▶ Instructions for the task: Drop the images; return everything else in the listing below exactly.

[Figure record listings]
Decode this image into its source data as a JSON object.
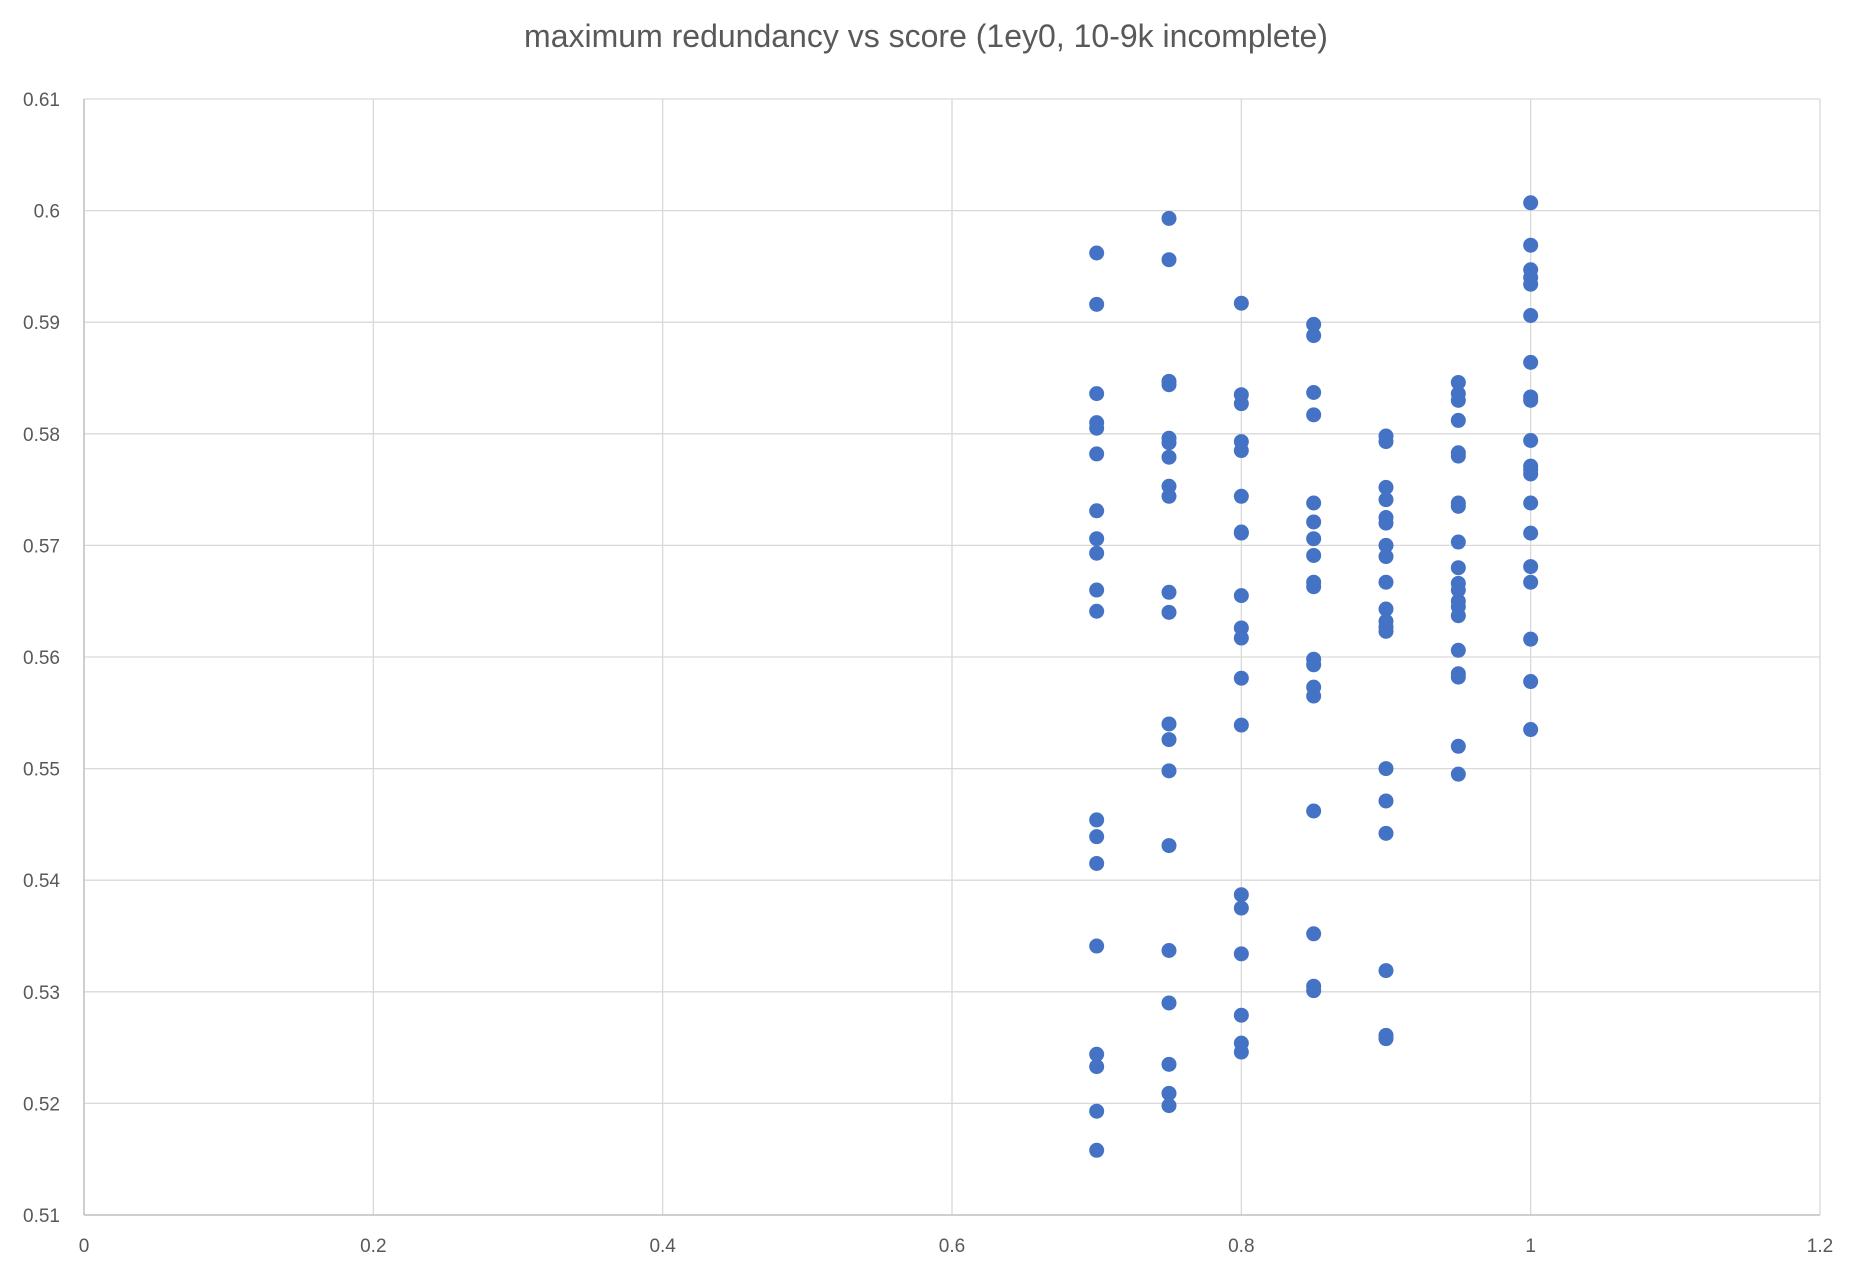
{
  "chart_data": {
    "type": "scatter",
    "title": "maximum redundancy vs score (1ey0, 10-9k incomplete)",
    "xlabel": "",
    "ylabel": "",
    "xlim": [
      0,
      1.2
    ],
    "ylim": [
      0.51,
      0.61
    ],
    "x_ticks": [
      "0",
      "0.2",
      "0.4",
      "0.6",
      "0.8",
      "1",
      "1.2"
    ],
    "y_ticks": [
      "0.51",
      "0.52",
      "0.53",
      "0.54",
      "0.55",
      "0.56",
      "0.57",
      "0.58",
      "0.59",
      "0.6",
      "0.61"
    ],
    "grid": true,
    "legend": "none",
    "marker_color": "#4472C4",
    "series": [
      {
        "points": [
          [
            0.7,
            0.5962
          ],
          [
            0.7,
            0.5916
          ],
          [
            0.7,
            0.5836
          ],
          [
            0.7,
            0.581
          ],
          [
            0.7,
            0.5805
          ],
          [
            0.7,
            0.5782
          ],
          [
            0.7,
            0.5731
          ],
          [
            0.7,
            0.5706
          ],
          [
            0.7,
            0.5693
          ],
          [
            0.7,
            0.566
          ],
          [
            0.7,
            0.5641
          ],
          [
            0.7,
            0.5454
          ],
          [
            0.7,
            0.5439
          ],
          [
            0.7,
            0.5415
          ],
          [
            0.7,
            0.5341
          ],
          [
            0.7,
            0.5244
          ],
          [
            0.7,
            0.5233
          ],
          [
            0.7,
            0.5193
          ],
          [
            0.7,
            0.5158
          ],
          [
            0.75,
            0.5993
          ],
          [
            0.75,
            0.5956
          ],
          [
            0.75,
            0.5847
          ],
          [
            0.75,
            0.5844
          ],
          [
            0.75,
            0.5796
          ],
          [
            0.75,
            0.5792
          ],
          [
            0.75,
            0.5779
          ],
          [
            0.75,
            0.5753
          ],
          [
            0.75,
            0.5744
          ],
          [
            0.75,
            0.5658
          ],
          [
            0.75,
            0.564
          ],
          [
            0.75,
            0.554
          ],
          [
            0.75,
            0.5526
          ],
          [
            0.75,
            0.5498
          ],
          [
            0.75,
            0.5431
          ],
          [
            0.75,
            0.5337
          ],
          [
            0.75,
            0.529
          ],
          [
            0.75,
            0.5235
          ],
          [
            0.75,
            0.5209
          ],
          [
            0.75,
            0.5198
          ],
          [
            0.8,
            0.5917
          ],
          [
            0.8,
            0.5835
          ],
          [
            0.8,
            0.5827
          ],
          [
            0.8,
            0.5793
          ],
          [
            0.8,
            0.5785
          ],
          [
            0.8,
            0.5744
          ],
          [
            0.8,
            0.5712
          ],
          [
            0.8,
            0.5711
          ],
          [
            0.8,
            0.5655
          ],
          [
            0.8,
            0.5626
          ],
          [
            0.8,
            0.5617
          ],
          [
            0.8,
            0.5581
          ],
          [
            0.8,
            0.5539
          ],
          [
            0.8,
            0.5387
          ],
          [
            0.8,
            0.5375
          ],
          [
            0.8,
            0.5334
          ],
          [
            0.8,
            0.5279
          ],
          [
            0.8,
            0.5254
          ],
          [
            0.8,
            0.5246
          ],
          [
            0.85,
            0.5898
          ],
          [
            0.85,
            0.5888
          ],
          [
            0.85,
            0.5837
          ],
          [
            0.85,
            0.5817
          ],
          [
            0.85,
            0.5738
          ],
          [
            0.85,
            0.5721
          ],
          [
            0.85,
            0.5706
          ],
          [
            0.85,
            0.5691
          ],
          [
            0.85,
            0.5667
          ],
          [
            0.85,
            0.5663
          ],
          [
            0.85,
            0.5598
          ],
          [
            0.85,
            0.5593
          ],
          [
            0.85,
            0.5573
          ],
          [
            0.85,
            0.5565
          ],
          [
            0.85,
            0.5462
          ],
          [
            0.85,
            0.5352
          ],
          [
            0.85,
            0.5305
          ],
          [
            0.85,
            0.5301
          ],
          [
            0.9,
            0.5798
          ],
          [
            0.9,
            0.5793
          ],
          [
            0.9,
            0.5752
          ],
          [
            0.9,
            0.5741
          ],
          [
            0.9,
            0.5725
          ],
          [
            0.9,
            0.572
          ],
          [
            0.9,
            0.57
          ],
          [
            0.9,
            0.569
          ],
          [
            0.9,
            0.5667
          ],
          [
            0.9,
            0.5643
          ],
          [
            0.9,
            0.5632
          ],
          [
            0.9,
            0.5627
          ],
          [
            0.9,
            0.5623
          ],
          [
            0.9,
            0.55
          ],
          [
            0.9,
            0.5471
          ],
          [
            0.9,
            0.5442
          ],
          [
            0.9,
            0.5319
          ],
          [
            0.9,
            0.5261
          ],
          [
            0.9,
            0.5258
          ],
          [
            0.95,
            0.5846
          ],
          [
            0.95,
            0.5836
          ],
          [
            0.95,
            0.583
          ],
          [
            0.95,
            0.5812
          ],
          [
            0.95,
            0.5783
          ],
          [
            0.95,
            0.578
          ],
          [
            0.95,
            0.5738
          ],
          [
            0.95,
            0.5735
          ],
          [
            0.95,
            0.5703
          ],
          [
            0.95,
            0.568
          ],
          [
            0.95,
            0.5666
          ],
          [
            0.95,
            0.566
          ],
          [
            0.95,
            0.565
          ],
          [
            0.95,
            0.5645
          ],
          [
            0.95,
            0.5637
          ],
          [
            0.95,
            0.5606
          ],
          [
            0.95,
            0.5585
          ],
          [
            0.95,
            0.5582
          ],
          [
            0.95,
            0.552
          ],
          [
            0.95,
            0.5495
          ],
          [
            1.0,
            0.6007
          ],
          [
            1.0,
            0.5969
          ],
          [
            1.0,
            0.5947
          ],
          [
            1.0,
            0.594
          ],
          [
            1.0,
            0.5934
          ],
          [
            1.0,
            0.5906
          ],
          [
            1.0,
            0.5864
          ],
          [
            1.0,
            0.5833
          ],
          [
            1.0,
            0.583
          ],
          [
            1.0,
            0.5794
          ],
          [
            1.0,
            0.5771
          ],
          [
            1.0,
            0.5768
          ],
          [
            1.0,
            0.5764
          ],
          [
            1.0,
            0.5738
          ],
          [
            1.0,
            0.5711
          ],
          [
            1.0,
            0.5681
          ],
          [
            1.0,
            0.5667
          ],
          [
            1.0,
            0.5616
          ],
          [
            1.0,
            0.5578
          ],
          [
            1.0,
            0.5535
          ]
        ]
      }
    ]
  }
}
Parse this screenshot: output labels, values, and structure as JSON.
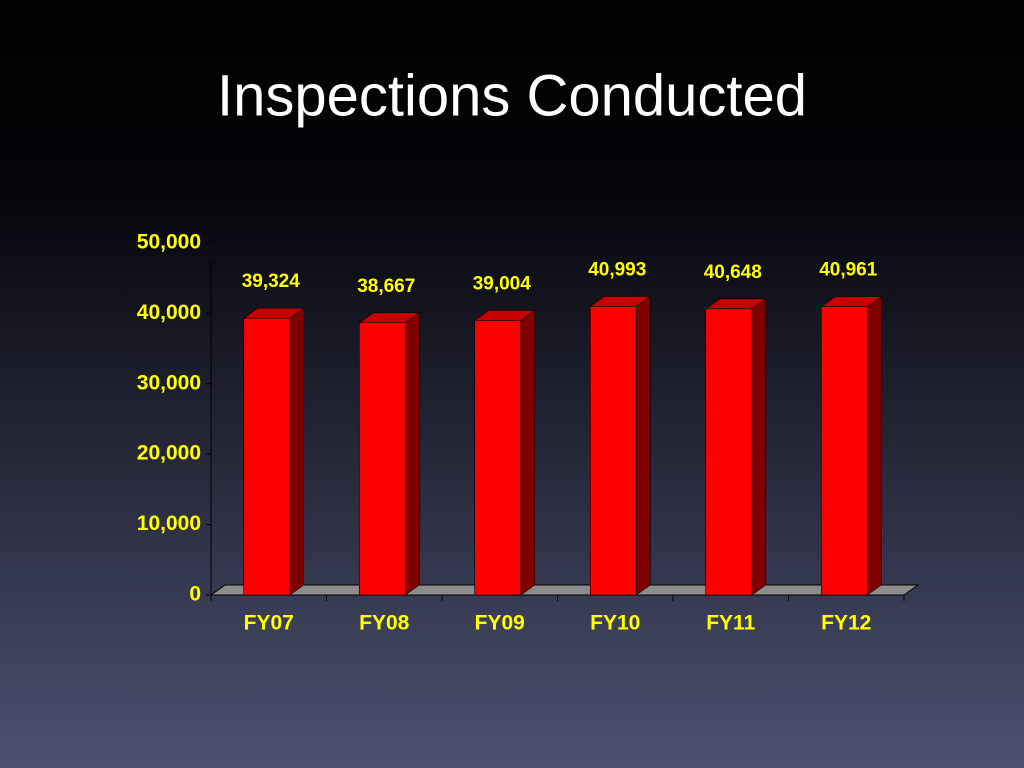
{
  "chart_data": {
    "type": "bar",
    "title": "Inspections Conducted",
    "categories": [
      "FY07",
      "FY08",
      "FY09",
      "FY10",
      "FY11",
      "FY12"
    ],
    "values": [
      39324,
      38667,
      39004,
      40993,
      40648,
      40961
    ],
    "value_labels": [
      "39,324",
      "38,667",
      "39,004",
      "40,993",
      "40,648",
      "40,961"
    ],
    "color": "#ff0000",
    "ylim": [
      0,
      50000
    ],
    "yticks": [
      0,
      {
        "value": 10000,
        "label": "10,000"
      },
      {
        "value": 20000,
        "label": "20,000"
      },
      {
        "value": 30000,
        "label": "30,000"
      },
      {
        "value": 40000,
        "label": "40,000"
      },
      {
        "value": 50000,
        "label": "50,000"
      }
    ]
  }
}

▶ Answer to the problem:
Decode this image into its source data as a JSON object.
{
  "chart_data": {
    "type": "scatter",
    "title": "maximum redundancy vs score (1ey0, 10-9k incomplete)",
    "xlabel": "",
    "ylabel": "",
    "xlim": [
      0,
      1.2
    ],
    "ylim": [
      0.51,
      0.61
    ],
    "x_ticks": [
      "0",
      "0.2",
      "0.4",
      "0.6",
      "0.8",
      "1",
      "1.2"
    ],
    "y_ticks": [
      "0.51",
      "0.52",
      "0.53",
      "0.54",
      "0.55",
      "0.56",
      "0.57",
      "0.58",
      "0.59",
      "0.6",
      "0.61"
    ],
    "grid": true,
    "legend": "none",
    "marker_color": "#4472C4",
    "series": [
      {
        "points": [
          [
            0.7,
            0.5962
          ],
          [
            0.7,
            0.5916
          ],
          [
            0.7,
            0.5836
          ],
          [
            0.7,
            0.581
          ],
          [
            0.7,
            0.5805
          ],
          [
            0.7,
            0.5782
          ],
          [
            0.7,
            0.5731
          ],
          [
            0.7,
            0.5706
          ],
          [
            0.7,
            0.5693
          ],
          [
            0.7,
            0.566
          ],
          [
            0.7,
            0.5641
          ],
          [
            0.7,
            0.5454
          ],
          [
            0.7,
            0.5439
          ],
          [
            0.7,
            0.5415
          ],
          [
            0.7,
            0.5341
          ],
          [
            0.7,
            0.5244
          ],
          [
            0.7,
            0.5233
          ],
          [
            0.7,
            0.5193
          ],
          [
            0.7,
            0.5158
          ],
          [
            0.75,
            0.5993
          ],
          [
            0.75,
            0.5956
          ],
          [
            0.75,
            0.5847
          ],
          [
            0.75,
            0.5844
          ],
          [
            0.75,
            0.5796
          ],
          [
            0.75,
            0.5792
          ],
          [
            0.75,
            0.5779
          ],
          [
            0.75,
            0.5753
          ],
          [
            0.75,
            0.5744
          ],
          [
            0.75,
            0.5658
          ],
          [
            0.75,
            0.564
          ],
          [
            0.75,
            0.554
          ],
          [
            0.75,
            0.5526
          ],
          [
            0.75,
            0.5498
          ],
          [
            0.75,
            0.5431
          ],
          [
            0.75,
            0.5337
          ],
          [
            0.75,
            0.529
          ],
          [
            0.75,
            0.5235
          ],
          [
            0.75,
            0.5209
          ],
          [
            0.75,
            0.5198
          ],
          [
            0.8,
            0.5917
          ],
          [
            0.8,
            0.5835
          ],
          [
            0.8,
            0.5827
          ],
          [
            0.8,
            0.5793
          ],
          [
            0.8,
            0.5785
          ],
          [
            0.8,
            0.5744
          ],
          [
            0.8,
            0.5712
          ],
          [
            0.8,
            0.5711
          ],
          [
            0.8,
            0.5655
          ],
          [
            0.8,
            0.5626
          ],
          [
            0.8,
            0.5617
          ],
          [
            0.8,
            0.5581
          ],
          [
            0.8,
            0.5539
          ],
          [
            0.8,
            0.5387
          ],
          [
            0.8,
            0.5375
          ],
          [
            0.8,
            0.5334
          ],
          [
            0.8,
            0.5279
          ],
          [
            0.8,
            0.5254
          ],
          [
            0.8,
            0.5246
          ],
          [
            0.85,
            0.5898
          ],
          [
            0.85,
            0.5888
          ],
          [
            0.85,
            0.5837
          ],
          [
            0.85,
            0.5817
          ],
          [
            0.85,
            0.5738
          ],
          [
            0.85,
            0.5721
          ],
          [
            0.85,
            0.5706
          ],
          [
            0.85,
            0.5691
          ],
          [
            0.85,
            0.5667
          ],
          [
            0.85,
            0.5663
          ],
          [
            0.85,
            0.5598
          ],
          [
            0.85,
            0.5593
          ],
          [
            0.85,
            0.5573
          ],
          [
            0.85,
            0.5565
          ],
          [
            0.85,
            0.5462
          ],
          [
            0.85,
            0.5352
          ],
          [
            0.85,
            0.5305
          ],
          [
            0.85,
            0.5301
          ],
          [
            0.9,
            0.5798
          ],
          [
            0.9,
            0.5793
          ],
          [
            0.9,
            0.5752
          ],
          [
            0.9,
            0.5741
          ],
          [
            0.9,
            0.5725
          ],
          [
            0.9,
            0.572
          ],
          [
            0.9,
            0.57
          ],
          [
            0.9,
            0.569
          ],
          [
            0.9,
            0.5667
          ],
          [
            0.9,
            0.5643
          ],
          [
            0.9,
            0.5632
          ],
          [
            0.9,
            0.5627
          ],
          [
            0.9,
            0.5623
          ],
          [
            0.9,
            0.55
          ],
          [
            0.9,
            0.5471
          ],
          [
            0.9,
            0.5442
          ],
          [
            0.9,
            0.5319
          ],
          [
            0.9,
            0.5261
          ],
          [
            0.9,
            0.5258
          ],
          [
            0.95,
            0.5846
          ],
          [
            0.95,
            0.5836
          ],
          [
            0.95,
            0.583
          ],
          [
            0.95,
            0.5812
          ],
          [
            0.95,
            0.5783
          ],
          [
            0.95,
            0.578
          ],
          [
            0.95,
            0.5738
          ],
          [
            0.95,
            0.5735
          ],
          [
            0.95,
            0.5703
          ],
          [
            0.95,
            0.568
          ],
          [
            0.95,
            0.5666
          ],
          [
            0.95,
            0.566
          ],
          [
            0.95,
            0.565
          ],
          [
            0.95,
            0.5645
          ],
          [
            0.95,
            0.5637
          ],
          [
            0.95,
            0.5606
          ],
          [
            0.95,
            0.5585
          ],
          [
            0.95,
            0.5582
          ],
          [
            0.95,
            0.552
          ],
          [
            0.95,
            0.5495
          ],
          [
            1.0,
            0.6007
          ],
          [
            1.0,
            0.5969
          ],
          [
            1.0,
            0.5947
          ],
          [
            1.0,
            0.594
          ],
          [
            1.0,
            0.5934
          ],
          [
            1.0,
            0.5906
          ],
          [
            1.0,
            0.5864
          ],
          [
            1.0,
            0.5833
          ],
          [
            1.0,
            0.583
          ],
          [
            1.0,
            0.5794
          ],
          [
            1.0,
            0.5771
          ],
          [
            1.0,
            0.5768
          ],
          [
            1.0,
            0.5764
          ],
          [
            1.0,
            0.5738
          ],
          [
            1.0,
            0.5711
          ],
          [
            1.0,
            0.5681
          ],
          [
            1.0,
            0.5667
          ],
          [
            1.0,
            0.5616
          ],
          [
            1.0,
            0.5578
          ],
          [
            1.0,
            0.5535
          ]
        ]
      }
    ]
  }
}
Parse this screenshot: output labels, values, and structure as JSON.
{
  "chart_data": {
    "type": "bar",
    "title": "Inspections Conducted",
    "categories": [
      "FY07",
      "FY08",
      "FY09",
      "FY10",
      "FY11",
      "FY12"
    ],
    "values": [
      39324,
      38667,
      39004,
      40993,
      40648,
      40961
    ],
    "value_labels": [
      "39,324",
      "38,667",
      "39,004",
      "40,993",
      "40,648",
      "40,961"
    ],
    "color": "#ff0000",
    "ylim": [
      0,
      50000
    ],
    "yticks": [
      0,
      {
        "value": 10000,
        "label": "10,000"
      },
      {
        "value": 20000,
        "label": "20,000"
      },
      {
        "value": 30000,
        "label": "30,000"
      },
      {
        "value": 40000,
        "label": "40,000"
      },
      {
        "value": 50000,
        "label": "50,000"
      }
    ]
  }
}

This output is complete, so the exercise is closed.